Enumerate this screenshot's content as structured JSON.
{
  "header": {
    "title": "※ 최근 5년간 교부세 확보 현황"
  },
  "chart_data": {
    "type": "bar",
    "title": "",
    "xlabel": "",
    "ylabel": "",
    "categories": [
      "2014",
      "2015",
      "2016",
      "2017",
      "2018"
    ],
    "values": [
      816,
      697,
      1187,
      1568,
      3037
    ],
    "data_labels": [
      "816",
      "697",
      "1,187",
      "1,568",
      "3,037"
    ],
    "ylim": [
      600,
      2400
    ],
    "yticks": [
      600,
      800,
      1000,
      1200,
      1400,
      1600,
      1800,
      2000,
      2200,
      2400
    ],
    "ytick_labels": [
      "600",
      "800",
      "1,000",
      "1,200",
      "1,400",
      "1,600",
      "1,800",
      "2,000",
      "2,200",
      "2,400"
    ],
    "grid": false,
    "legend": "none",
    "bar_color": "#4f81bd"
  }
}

┄┄┄┄┄┄┄┄┄┄

> _What you will do_:
Emit the records above again, exactly, with no line skipped.

> _Output of the exercise_:
Enumerate this screenshot's content as structured JSON.
{
  "header": {
    "title": "※ 최근 5년간 교부세 확보 현황"
  },
  "chart_data": {
    "type": "bar",
    "title": "",
    "xlabel": "",
    "ylabel": "",
    "categories": [
      "2014",
      "2015",
      "2016",
      "2017",
      "2018"
    ],
    "values": [
      816,
      697,
      1187,
      1568,
      3037
    ],
    "data_labels": [
      "816",
      "697",
      "1,187",
      "1,568",
      "3,037"
    ],
    "ylim": [
      600,
      2400
    ],
    "yticks": [
      600,
      800,
      1000,
      1200,
      1400,
      1600,
      1800,
      2000,
      2200,
      2400
    ],
    "ytick_labels": [
      "600",
      "800",
      "1,000",
      "1,200",
      "1,400",
      "1,600",
      "1,800",
      "2,000",
      "2,200",
      "2,400"
    ],
    "grid": false,
    "legend": "none",
    "bar_color": "#4f81bd"
  }
}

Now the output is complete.